- _THE TASK_
Copy out the lines of the listing below, starting with the line containing "- fullscreen-button[interactable]: [453, 88, 493, 128]" and going on through the line containing "- units-value: -: [547, 346, 552, 362]", keeping each line unchanged.

(Element location data)

+===+

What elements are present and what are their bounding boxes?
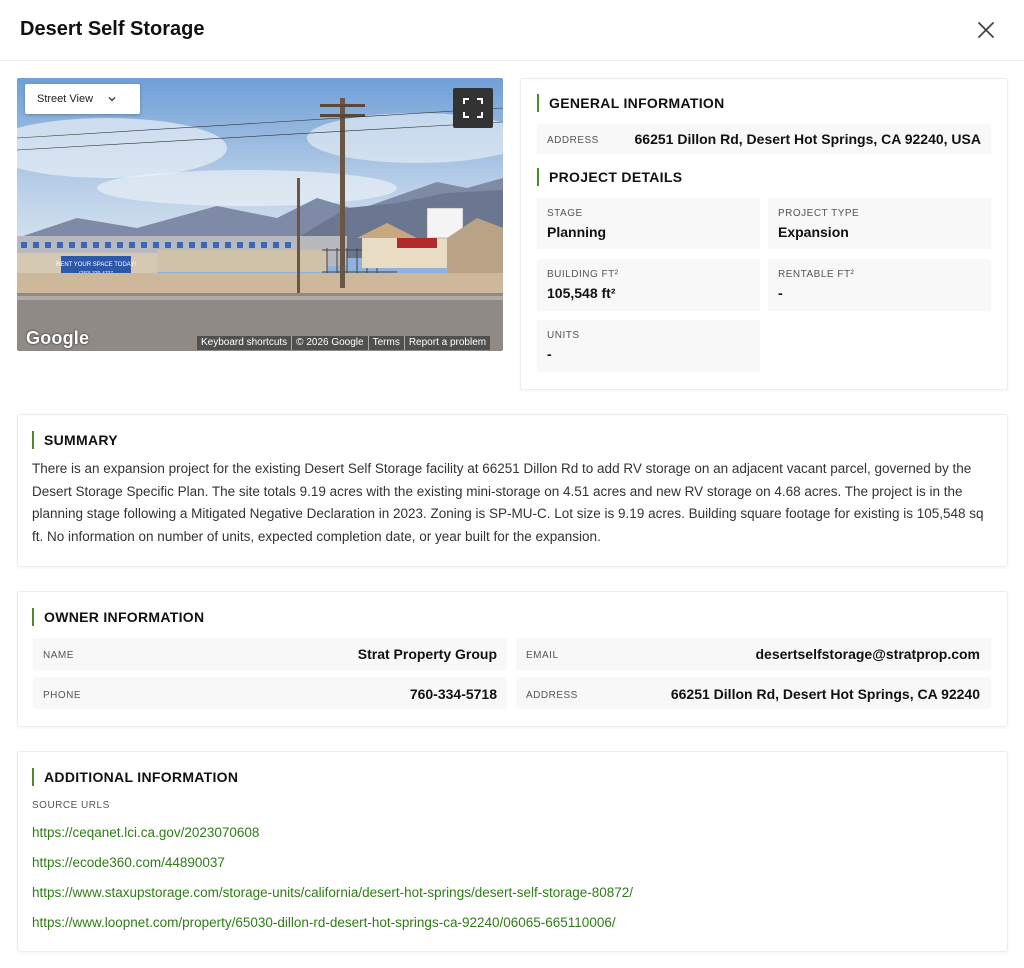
- fullscreen-button[interactable]: [453, 88, 493, 128]
- general-info-heading: GENERAL INFORMATION: [537, 94, 725, 112]
- units-field: [537, 320, 760, 372]
- source-url-link[interactable]: https://www.loopnet.com/property/65030-d…: [32, 915, 616, 930]
- owner-name-label: NAME: [43, 650, 74, 661]
- rentable-ft-field: [768, 259, 991, 311]
- owner-address-label: ADDRESS: [526, 690, 578, 701]
- owner-email-value: desertselfstorage@stratprop.com: [755, 646, 981, 662]
- building-ft-value: 105,548 ft²: [547, 285, 616, 301]
- keyboard-shortcuts-link[interactable]: Keyboard shortcuts: [197, 336, 293, 350]
- close-button[interactable]: [974, 18, 998, 42]
- summary-text: There is an expansion project for the ex…: [32, 461, 984, 544]
- source-url-link[interactable]: https://ceqanet.lci.ca.gov/2023070608: [32, 825, 259, 840]
- general-address-label: ADDRESS: [547, 135, 599, 146]
- owner-heading: OWNER INFORMATION: [32, 608, 204, 626]
- owner-address-value: 66251 Dillon Rd, Desert Hot Springs, CA …: [670, 686, 980, 702]
- project-type-value: Expansion: [778, 224, 849, 240]
- street-view-dropdown[interactable]: Street View: [25, 84, 140, 114]
- terms-link[interactable]: Terms: [368, 336, 405, 350]
- stage-value: Planning: [547, 224, 607, 240]
- copyright-text: © 2026 Google: [292, 336, 369, 350]
- source-url-link[interactable]: https://www.staxupstorage.com/storage-un…: [32, 885, 633, 900]
- rentable-ft-value: -: [778, 285, 783, 301]
- units-value: -: [547, 346, 552, 362]
- street-view-dropdown-label: Street View: [37, 93, 94, 105]
- street-view-image: RENT YOUR SPACE TODAY! (760) 329-4737: [17, 78, 503, 351]
- sign-text: RENT YOUR SPACE TODAY!: [56, 262, 136, 268]
- rentable-ft-label: RENTABLE FT²: [778, 269, 855, 280]
- page-title: Desert Self Storage: [20, 18, 205, 40]
- map-attribution: Keyboard shortcuts © 2026 Google Terms R…: [197, 336, 491, 350]
- chevron-down-icon: [108, 97, 116, 102]
- google-logo: Google: [26, 328, 90, 348]
- fullscreen-icon: [463, 98, 483, 118]
- additional-heading: ADDITIONAL INFORMATION: [32, 768, 238, 786]
- source-url-link[interactable]: https://ecode360.com/44890037: [32, 855, 225, 870]
- owner-phone-label: PHONE: [43, 690, 82, 701]
- modal-header: Desert Self Storage: [0, 0, 1024, 61]
- units-label: UNITS: [547, 330, 580, 341]
- project-details-heading: PROJECT DETAILS: [537, 168, 682, 186]
- close-icon: [978, 22, 994, 38]
- source-urls-label: SOURCE URLS: [32, 800, 110, 811]
- street-view-panel[interactable]: RENT YOUR SPACE TODAY! (760) 329-4737 St…: [17, 78, 503, 351]
- owner-name-value: Strat Property Group: [357, 646, 497, 662]
- owner-email-label: EMAIL: [526, 650, 559, 661]
- report-problem-link[interactable]: Report a problem: [404, 336, 491, 350]
- summary-heading: SUMMARY: [32, 431, 118, 449]
- general-address-value: 66251 Dillon Rd, Desert Hot Springs, CA …: [634, 131, 981, 147]
- stage-label: STAGE: [547, 208, 583, 219]
- building-ft-label: BUILDING FT²: [547, 269, 619, 280]
- owner-phone-value: 760-334-5718: [409, 686, 497, 702]
- project-type-label: PROJECT TYPE: [778, 208, 860, 219]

+===+

- _RESPONSE FOR THIS EXERCISE_
- fullscreen-button[interactable]: [453, 88, 493, 128]
- general-info-heading: GENERAL INFORMATION: [537, 94, 725, 112]
- units-field: [537, 320, 760, 372]
- source-url-link[interactable]: https://www.loopnet.com/property/65030-d…: [32, 915, 616, 930]
- owner-name-label: NAME: [43, 650, 74, 661]
- rentable-ft-field: [768, 259, 991, 311]
- owner-address-label: ADDRESS: [526, 690, 578, 701]
- owner-email-value: desertselfstorage@stratprop.com: [755, 646, 981, 662]
- building-ft-value: 105,548 ft²: [547, 285, 616, 301]
- keyboard-shortcuts-link[interactable]: Keyboard shortcuts: [197, 336, 293, 350]
- close-button[interactable]: [974, 18, 998, 42]
- summary-text: There is an expansion project for the ex…: [32, 461, 984, 544]
- source-url-link[interactable]: https://ceqanet.lci.ca.gov/2023070608: [32, 825, 259, 840]
- general-address-label: ADDRESS: [547, 135, 599, 146]
- owner-heading: OWNER INFORMATION: [32, 608, 204, 626]
- owner-address-value: 66251 Dillon Rd, Desert Hot Springs, CA …: [670, 686, 980, 702]
- project-type-value: Expansion: [778, 224, 849, 240]
- street-view-dropdown[interactable]: Street View: [25, 84, 140, 114]
- terms-link[interactable]: Terms: [368, 336, 405, 350]
- stage-value: Planning: [547, 224, 607, 240]
- copyright-text: © 2026 Google: [292, 336, 369, 350]
- source-url-link[interactable]: https://www.staxupstorage.com/storage-un…: [32, 885, 633, 900]
- rentable-ft-value: -: [778, 285, 783, 301]
- units-value: -: [547, 346, 552, 362]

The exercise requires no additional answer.